Fetch HTTP client API Documentation
@alt-stack/http-client-fetch binds the core client to the standard Fetch API and exposes native Response objects as result.raw.
pnpm add @alt-stack/http-client-fetch zod
Use a runtime with fetch, Response, Headers, and AbortController globals. In this repository that means Node.js 18 or newer; modern browsers and Bun also provide these APIs.
createApiClient
function createApiClient<
TRequest extends ApiRequestSchema,
TResponse extends ApiResponseSchema,
>(options: FetchClientOptions<TRequest, TResponse>): FetchApiClient<TRequest, TResponse>;
Creates a FetchExecutor, then constructs the core ApiClient. FetchApiClient<TRequest, TResponse> is an alias for ApiClient<TRequest, TResponse, Response>.
FetchClientOptions
| Property | Type | Required |
|---|---|---|
baseUrl | string | yes |
Request | TRequest | yes |
Response | TResponse | yes |
headers | Record<string, unknown> | no |
fetchOptions | FetchExecutorOptions["fetchOptions"] | no |
onValidationError | ApiClientValidationErrorHandler<Response> | no |
logger | Logger | no |
See the core API for shared request, response, retry, validation, logging, and error behavior.
FetchExecutor
class FetchExecutor implements HttpExecutor<Response> {
constructor(options?: FetchExecutorOptions);
execute(request: ExecuteRequest): Promise<ExecuteResponse<Response>>;
}
FetchExecutorOptions has one optional property:
interface FetchExecutorOptions {
fetchOptions?: Omit<RequestInit, "method" | "headers" | "body" | "signal">;
}
The executor spreads fetchOptions first. It then owns method, headers, signal, and an optional body, so callers cannot override those fields through adapter-wide options. Useful forwarded options include credentials, cache, mode, redirect, referrer, and keepalive where the runtime supports them.

Given records ->
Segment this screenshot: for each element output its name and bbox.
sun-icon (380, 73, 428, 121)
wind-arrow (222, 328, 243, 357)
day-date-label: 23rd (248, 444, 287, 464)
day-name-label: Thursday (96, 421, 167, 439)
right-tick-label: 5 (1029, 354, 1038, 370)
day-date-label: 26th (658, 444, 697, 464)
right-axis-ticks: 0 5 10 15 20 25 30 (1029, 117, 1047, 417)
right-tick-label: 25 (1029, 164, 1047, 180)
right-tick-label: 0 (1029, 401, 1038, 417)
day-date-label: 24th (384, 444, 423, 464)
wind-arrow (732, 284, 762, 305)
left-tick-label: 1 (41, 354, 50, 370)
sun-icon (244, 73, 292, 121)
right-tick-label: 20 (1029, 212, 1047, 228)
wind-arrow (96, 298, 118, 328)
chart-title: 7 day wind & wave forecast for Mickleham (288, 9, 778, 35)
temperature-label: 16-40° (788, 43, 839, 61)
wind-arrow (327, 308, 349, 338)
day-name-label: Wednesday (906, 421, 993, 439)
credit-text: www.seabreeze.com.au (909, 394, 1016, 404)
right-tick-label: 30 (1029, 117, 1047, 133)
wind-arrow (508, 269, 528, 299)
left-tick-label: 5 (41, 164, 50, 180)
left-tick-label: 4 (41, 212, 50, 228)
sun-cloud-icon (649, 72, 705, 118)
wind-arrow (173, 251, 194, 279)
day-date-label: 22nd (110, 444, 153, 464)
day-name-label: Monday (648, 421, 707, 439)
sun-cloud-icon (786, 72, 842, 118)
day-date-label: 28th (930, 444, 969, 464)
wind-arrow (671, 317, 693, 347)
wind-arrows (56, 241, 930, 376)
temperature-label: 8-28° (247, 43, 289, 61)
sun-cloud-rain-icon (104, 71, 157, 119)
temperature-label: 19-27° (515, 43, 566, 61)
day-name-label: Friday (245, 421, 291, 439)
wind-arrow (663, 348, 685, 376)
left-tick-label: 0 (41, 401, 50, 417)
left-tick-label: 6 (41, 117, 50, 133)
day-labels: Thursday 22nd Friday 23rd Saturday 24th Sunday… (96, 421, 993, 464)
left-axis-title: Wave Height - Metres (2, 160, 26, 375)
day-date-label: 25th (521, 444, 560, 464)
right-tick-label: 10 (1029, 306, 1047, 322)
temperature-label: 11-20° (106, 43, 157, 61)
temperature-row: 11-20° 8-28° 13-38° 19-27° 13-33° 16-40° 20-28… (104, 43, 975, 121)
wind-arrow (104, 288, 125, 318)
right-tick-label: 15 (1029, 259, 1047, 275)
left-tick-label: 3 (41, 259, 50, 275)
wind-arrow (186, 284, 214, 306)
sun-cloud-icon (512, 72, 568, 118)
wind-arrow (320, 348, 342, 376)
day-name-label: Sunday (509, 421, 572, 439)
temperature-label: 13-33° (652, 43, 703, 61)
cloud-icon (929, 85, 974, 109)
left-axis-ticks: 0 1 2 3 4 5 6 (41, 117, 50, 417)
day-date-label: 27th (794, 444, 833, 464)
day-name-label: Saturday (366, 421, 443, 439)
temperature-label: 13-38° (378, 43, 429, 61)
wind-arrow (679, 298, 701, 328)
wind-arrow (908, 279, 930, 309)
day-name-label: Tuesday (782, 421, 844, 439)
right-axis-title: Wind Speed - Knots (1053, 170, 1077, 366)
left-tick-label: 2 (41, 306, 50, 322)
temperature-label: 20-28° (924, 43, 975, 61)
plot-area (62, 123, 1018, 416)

Required work ->
(1) Please write out the part of the fetch client documentation from "Fetch HTTP client" to "objects as result.raw.".
(2) Render this sentence from the fetch client documentation in Spanish: "In this repository that means Node.js 18 or newer; modern browsers and Bun also provide these APIs."
(3) Answer these questions from the fetch client documentation:
(a) Which Node.js version is needed in this repository?
(b) What type does the baseUrl property have?
(c) What is the one optional property of FetchExecutorOptions?

Answers to the problems ->
(1)
Fetch HTTP client API Documentation
@alt-stack/http-client-fetch binds the core client to the standard Fetch API and exposes native Response objects as result.raw.

(2) En este repositorio, eso significa Node.js 18 o posterior; los navegadores modernos y Bun también proporcionan estas API.

(3)
(a) Node.js 18 or newer.
(b) string.
(c) fetchOptions.